• [What the exercise asks]
Gather each line containing the string "généraux" from these entries.

[Items listed in a dataset]

##############################

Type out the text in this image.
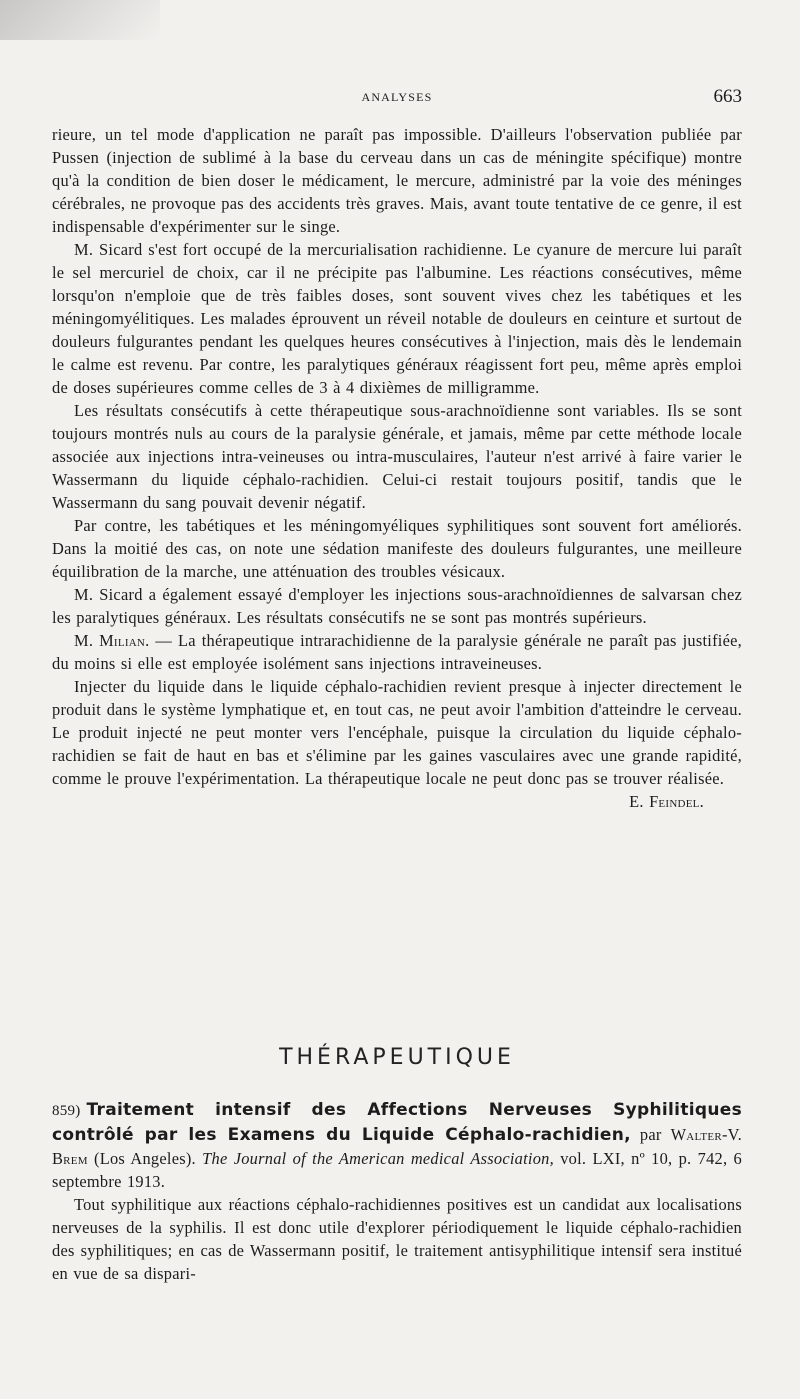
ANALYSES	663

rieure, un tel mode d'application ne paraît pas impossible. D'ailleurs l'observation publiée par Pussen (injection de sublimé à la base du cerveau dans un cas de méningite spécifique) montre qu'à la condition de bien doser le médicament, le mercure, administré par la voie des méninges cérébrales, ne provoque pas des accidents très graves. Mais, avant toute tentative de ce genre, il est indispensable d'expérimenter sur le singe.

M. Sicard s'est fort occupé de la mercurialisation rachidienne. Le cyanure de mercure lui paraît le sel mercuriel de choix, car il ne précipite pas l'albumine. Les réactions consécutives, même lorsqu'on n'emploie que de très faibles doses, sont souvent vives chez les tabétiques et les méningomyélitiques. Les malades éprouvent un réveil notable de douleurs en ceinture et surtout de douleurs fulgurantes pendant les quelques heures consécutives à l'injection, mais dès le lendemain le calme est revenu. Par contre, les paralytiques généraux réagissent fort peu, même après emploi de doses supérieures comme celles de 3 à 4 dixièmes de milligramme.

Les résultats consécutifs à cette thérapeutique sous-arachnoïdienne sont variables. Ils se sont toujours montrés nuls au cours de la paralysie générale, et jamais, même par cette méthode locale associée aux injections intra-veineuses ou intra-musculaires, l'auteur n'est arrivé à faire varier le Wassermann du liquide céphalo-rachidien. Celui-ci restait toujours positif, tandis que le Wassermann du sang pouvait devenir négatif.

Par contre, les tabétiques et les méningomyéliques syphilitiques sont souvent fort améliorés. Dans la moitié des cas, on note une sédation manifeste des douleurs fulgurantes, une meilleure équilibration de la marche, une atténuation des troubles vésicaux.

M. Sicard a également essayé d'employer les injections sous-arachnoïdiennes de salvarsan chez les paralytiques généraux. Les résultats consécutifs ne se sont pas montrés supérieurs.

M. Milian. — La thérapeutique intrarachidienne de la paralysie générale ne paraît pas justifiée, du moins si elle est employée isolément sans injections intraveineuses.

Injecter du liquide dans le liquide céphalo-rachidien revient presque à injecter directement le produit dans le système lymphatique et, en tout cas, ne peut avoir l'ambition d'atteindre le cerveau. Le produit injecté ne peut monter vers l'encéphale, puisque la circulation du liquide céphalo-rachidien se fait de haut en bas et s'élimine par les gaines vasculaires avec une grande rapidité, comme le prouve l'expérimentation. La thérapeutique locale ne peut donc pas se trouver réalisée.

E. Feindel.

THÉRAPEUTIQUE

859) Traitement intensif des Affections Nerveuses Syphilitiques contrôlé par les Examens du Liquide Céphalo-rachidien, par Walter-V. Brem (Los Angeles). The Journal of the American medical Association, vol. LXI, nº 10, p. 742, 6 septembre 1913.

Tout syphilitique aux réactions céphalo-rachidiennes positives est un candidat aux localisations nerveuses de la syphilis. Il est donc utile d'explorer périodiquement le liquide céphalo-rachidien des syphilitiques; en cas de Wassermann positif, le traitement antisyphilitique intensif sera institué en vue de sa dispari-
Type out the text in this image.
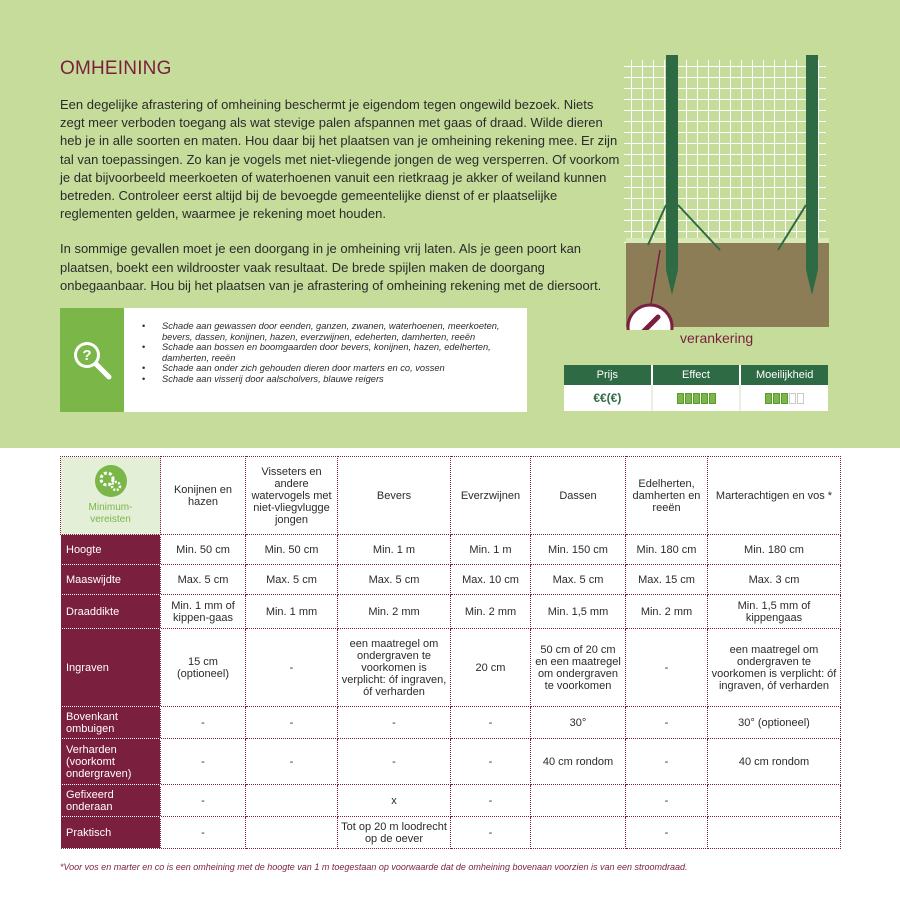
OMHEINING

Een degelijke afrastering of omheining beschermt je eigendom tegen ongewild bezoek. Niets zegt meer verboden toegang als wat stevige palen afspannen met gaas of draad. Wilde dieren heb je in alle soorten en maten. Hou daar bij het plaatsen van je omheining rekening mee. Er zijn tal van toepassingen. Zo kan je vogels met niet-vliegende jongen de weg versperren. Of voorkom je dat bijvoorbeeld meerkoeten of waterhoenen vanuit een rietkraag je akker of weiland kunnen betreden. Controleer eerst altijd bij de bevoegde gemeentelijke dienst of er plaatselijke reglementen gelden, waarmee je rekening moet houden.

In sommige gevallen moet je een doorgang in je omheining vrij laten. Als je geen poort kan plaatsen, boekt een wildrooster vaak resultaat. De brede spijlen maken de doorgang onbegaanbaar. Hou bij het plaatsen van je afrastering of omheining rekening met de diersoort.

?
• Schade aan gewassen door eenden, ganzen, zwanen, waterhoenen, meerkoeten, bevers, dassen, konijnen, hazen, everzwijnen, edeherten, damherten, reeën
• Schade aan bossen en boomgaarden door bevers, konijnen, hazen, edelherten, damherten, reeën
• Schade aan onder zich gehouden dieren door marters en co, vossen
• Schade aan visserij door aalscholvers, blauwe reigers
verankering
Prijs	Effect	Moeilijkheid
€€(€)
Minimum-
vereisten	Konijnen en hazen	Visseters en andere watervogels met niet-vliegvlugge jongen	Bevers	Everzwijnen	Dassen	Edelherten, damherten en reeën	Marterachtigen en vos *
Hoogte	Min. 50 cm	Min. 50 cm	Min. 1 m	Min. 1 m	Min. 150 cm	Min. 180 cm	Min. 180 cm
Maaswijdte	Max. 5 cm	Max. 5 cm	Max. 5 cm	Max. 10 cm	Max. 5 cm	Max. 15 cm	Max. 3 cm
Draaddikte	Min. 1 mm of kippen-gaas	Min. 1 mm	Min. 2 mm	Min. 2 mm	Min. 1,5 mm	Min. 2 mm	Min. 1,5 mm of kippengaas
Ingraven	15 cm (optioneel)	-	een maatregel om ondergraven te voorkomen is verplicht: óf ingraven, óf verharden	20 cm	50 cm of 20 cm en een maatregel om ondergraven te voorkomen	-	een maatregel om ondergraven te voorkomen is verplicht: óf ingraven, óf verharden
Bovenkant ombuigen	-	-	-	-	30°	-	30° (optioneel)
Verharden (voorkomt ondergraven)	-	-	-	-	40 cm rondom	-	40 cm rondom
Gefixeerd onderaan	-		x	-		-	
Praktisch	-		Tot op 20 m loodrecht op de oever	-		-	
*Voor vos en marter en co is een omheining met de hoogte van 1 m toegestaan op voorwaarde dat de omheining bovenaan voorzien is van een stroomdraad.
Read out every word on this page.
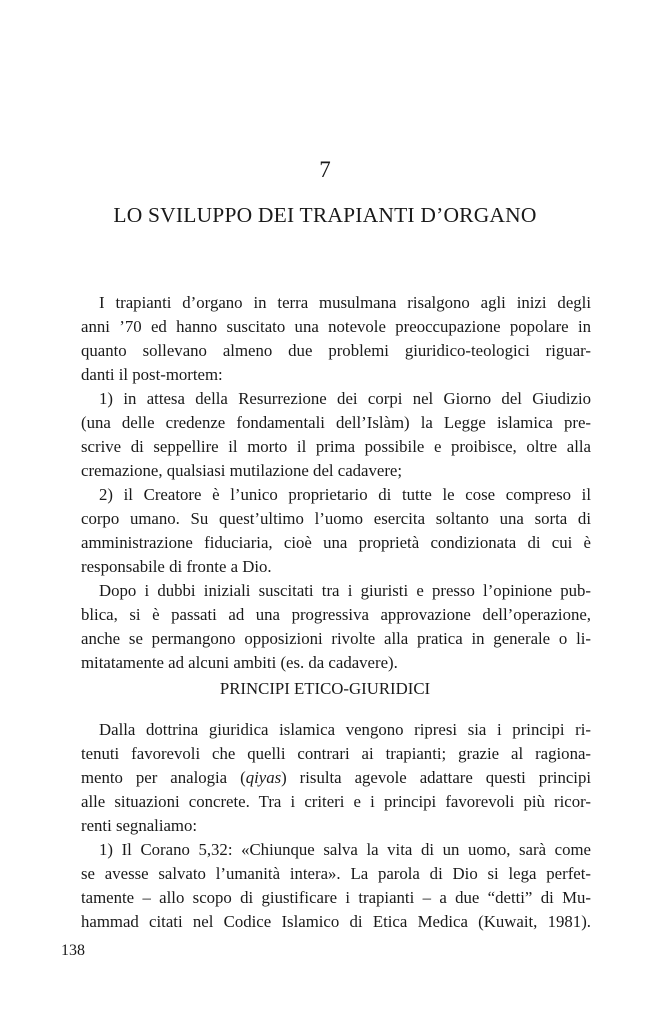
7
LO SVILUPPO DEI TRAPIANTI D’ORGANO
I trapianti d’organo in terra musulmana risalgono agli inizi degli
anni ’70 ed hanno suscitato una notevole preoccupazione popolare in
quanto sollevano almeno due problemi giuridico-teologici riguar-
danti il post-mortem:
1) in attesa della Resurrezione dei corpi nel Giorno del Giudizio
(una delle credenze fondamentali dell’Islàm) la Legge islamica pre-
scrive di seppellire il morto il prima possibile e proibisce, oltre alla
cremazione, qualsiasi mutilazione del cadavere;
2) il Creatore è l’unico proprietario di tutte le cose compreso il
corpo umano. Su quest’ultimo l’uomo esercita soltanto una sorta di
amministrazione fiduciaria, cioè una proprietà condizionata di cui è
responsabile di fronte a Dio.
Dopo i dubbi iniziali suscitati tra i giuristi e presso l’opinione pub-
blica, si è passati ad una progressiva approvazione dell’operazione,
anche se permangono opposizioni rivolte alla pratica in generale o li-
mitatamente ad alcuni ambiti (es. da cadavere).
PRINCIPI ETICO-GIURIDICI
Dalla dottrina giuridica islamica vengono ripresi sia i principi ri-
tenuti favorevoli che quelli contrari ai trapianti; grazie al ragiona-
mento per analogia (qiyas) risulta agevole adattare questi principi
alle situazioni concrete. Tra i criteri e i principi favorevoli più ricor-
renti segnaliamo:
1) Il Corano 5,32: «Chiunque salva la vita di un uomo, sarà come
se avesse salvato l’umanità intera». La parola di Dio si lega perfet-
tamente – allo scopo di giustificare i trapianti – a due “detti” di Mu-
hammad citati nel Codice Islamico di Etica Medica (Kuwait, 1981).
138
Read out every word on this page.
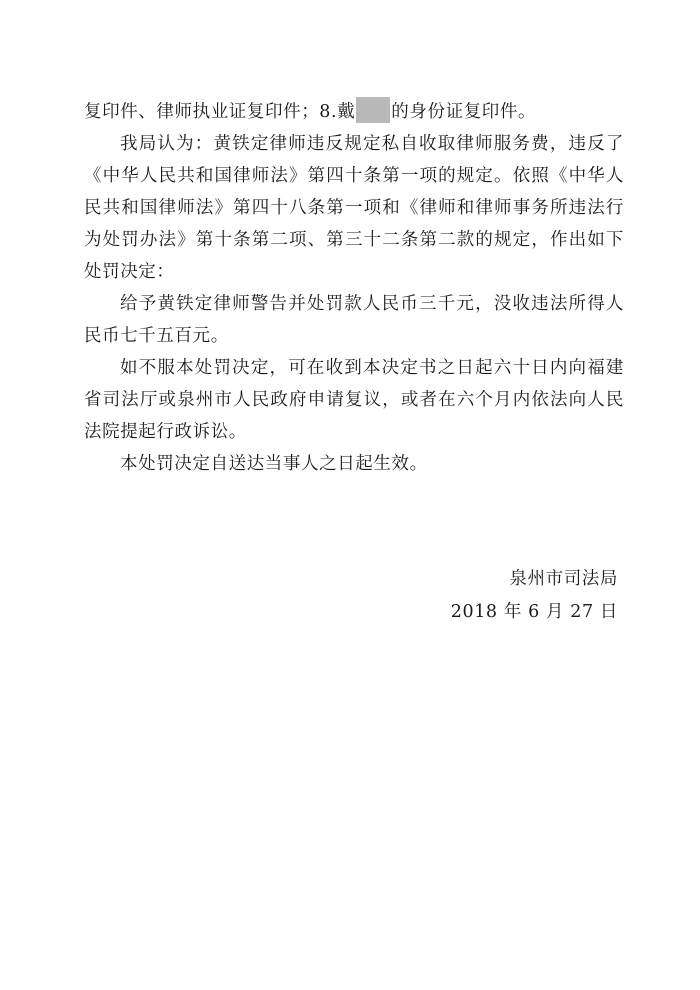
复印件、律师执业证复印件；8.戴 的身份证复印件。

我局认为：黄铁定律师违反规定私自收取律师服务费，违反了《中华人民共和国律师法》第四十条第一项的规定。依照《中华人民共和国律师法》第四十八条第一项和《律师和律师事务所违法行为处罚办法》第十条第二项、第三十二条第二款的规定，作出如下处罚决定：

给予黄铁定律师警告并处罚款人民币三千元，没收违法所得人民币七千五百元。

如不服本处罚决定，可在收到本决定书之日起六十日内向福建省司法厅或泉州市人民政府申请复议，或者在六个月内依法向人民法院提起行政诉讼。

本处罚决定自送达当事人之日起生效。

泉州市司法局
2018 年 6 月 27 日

##############################

• [Response]
M. Sicard s'est fort occupé de la mercurialisation rachidienne. Le cyanure de mercure lui paraît le sel mercuriel de choix, car il ne précipite pas l'albumine. Les réactions consécutives, même lorsqu'on n'emploie que de très faibles doses, sont souvent vives chez les tabétiques et les méningomyélitiques. Les malades éprouvent un réveil notable de douleurs en ceinture et surtout de douleurs fulgurantes pendant les quelques heures consécutives à l'injection, mais dès le lendemain le calme est revenu. Par contre, les paralytiques généraux réagissent fort peu, même après emploi de doses supérieures comme celles de 3 à 4 dixièmes de milligramme.
M. Sicard a également essayé d'employer les injections sous-arachnoïdiennes de salvarsan chez les paralytiques généraux. Les résultats consécutifs ne se sont pas montrés supérieurs.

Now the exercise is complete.